--- PAGE EXCERPT ---

Debugging distributed programs is difficult, but we’ve been hard at work developing tools to make it easier within the Goblins object capability system. While this work is still in its early stages, we’re excited to share the progress we’ve made so far!
The new Goblins debugger allows programmers to inspect and debug distributed computations that happen across many vats (communicating event loops.) The time travel feature allows for visiting past events and inspecting program state at the time the event happened.
These tools are implemented as “meta-commands” for Guile's REPL, complementing the tools that Guile already provides for sequential debugging. In true Scheme fashion, this means that debugging happens live, while the program is running, allowing programmers to fix bugs and try again without having to stop and recompile/reboot their program.
Seeing is believing, so let’s walk through building a simple program and using the new debugger to find and fix a small bug. We’re going to make the world’s simplest dungeon crawling RPG. It will allow a player to attack a monster to deal damage, and that’s about it.
The first step is to start up a Guile REPL and import the Goblins modules that we need:
scheme@(guile-user)> ,use (goblins)
scheme@(guile-user)> ,use (goblins actor-lib cell)
scheme@(guile-user)> ,use (goblins actor-lib let-on)
scheme@(guile-user)> ,use (goblins actor-lib methods)
The (goblins)
module provides the core Goblins API. The other three
modules are part of Goblins’ handy standard library of actor
abstractions. In Guile's REPL, expressions that start with a comma
invoke a meta-command. Guile provides a number of these commands,
like ,use
. We’ll be seeing commands specific to Goblins later.
Next, we need to create some vats where our actors can live. Since
there is overhead in collecting debug data, vat logging is currently
opt-in on a per-vat basis. The #:log? #t
keyword argument enables
logging.
scheme@(guile-user)> (define p-vat (spawn-vat #:name 'Player #:log? #t))
scheme@(guile-user)> (define m-vat (spawn-vat #:name 'Monster #:log? #t))
scheme@(guile-user)> (define c-vat (spawn-vat #:name 'Cave #:log? #t))
Now we can define some actors to live in our vats. To do that, we first need to define constructor procedures. We only need two kinds of actors for this demo: Characters and dungeons. Characters have a name, some amount of hit points (HP), and a strength value. They can be damaged by attacks and die when their HP reaches 0.
scheme@(guile-user)>
(define (^character _bcom name max-hp strength)
;; HP is reduced when the character is attacked, so we use a cell
;; actor to store a counter that can be modified.
(let ((hp (spawn ^cell max-hp)))
(methods
;; Getters
((name) name)
((strength) strength)
((hp) ($ hp))
;; Deal combat damage
((damage amount)
($ hp (- ($ hp) amount))
#t) ; attacks always hit
;; Check if character is dead
((dead?)

--- MATERIAL PROVIDED ---

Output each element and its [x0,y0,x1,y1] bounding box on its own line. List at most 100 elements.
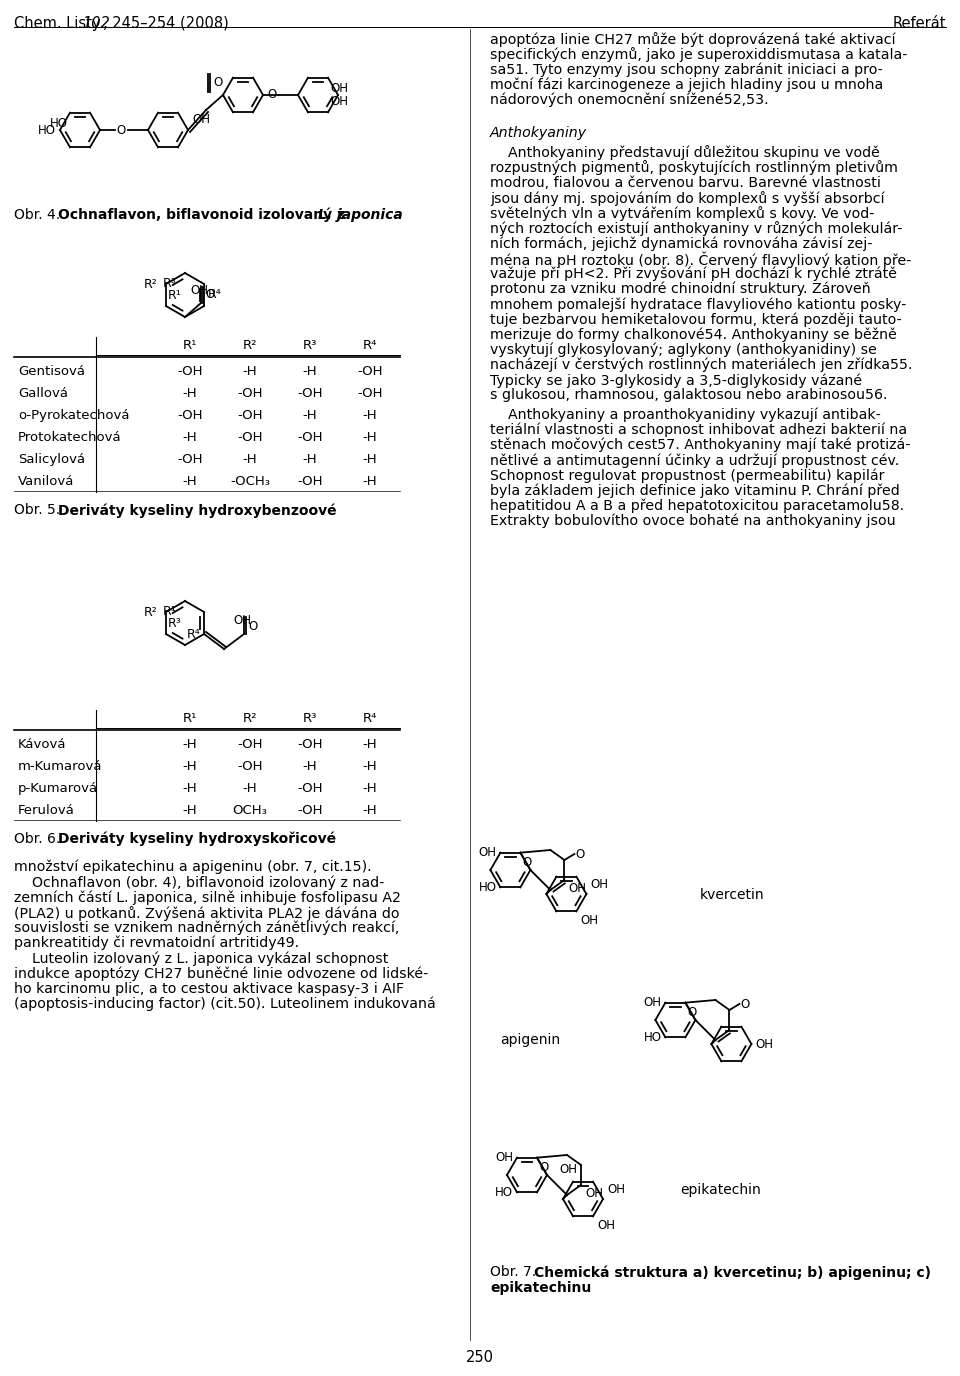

---

## TASKS TO CARRY OUT
• 1. Please reproduce the part of the Goblins debugger walkthrough that opens with the words containing "Seeing is believing, so" and closes with "(goblins actor-lib let-on)".
• 2. Name every module the Goblins debugger walkthrough imports with the ,use command.

## SOLVED TASKS
• 1.
Seeing is believing, so let’s walk through building a simple program and using the new debugger to find and fix a small bug. We’re going to make the world’s simplest dungeon crawling RPG. It will allow a player to attack a monster to deal damage, and that’s about it.
The first step is to start up a Guile REPL and import the Goblins modules that we need:
scheme@(guile-user)> ,use (goblins)
scheme@(guile-user)> ,use (goblins actor-lib cell)
scheme@(guile-user)> ,use (goblins actor-lib let-on)

• 2.
(goblins)
(goblins actor-lib cell)
(goblins actor-lib let-on)
(goblins actor-lib methods)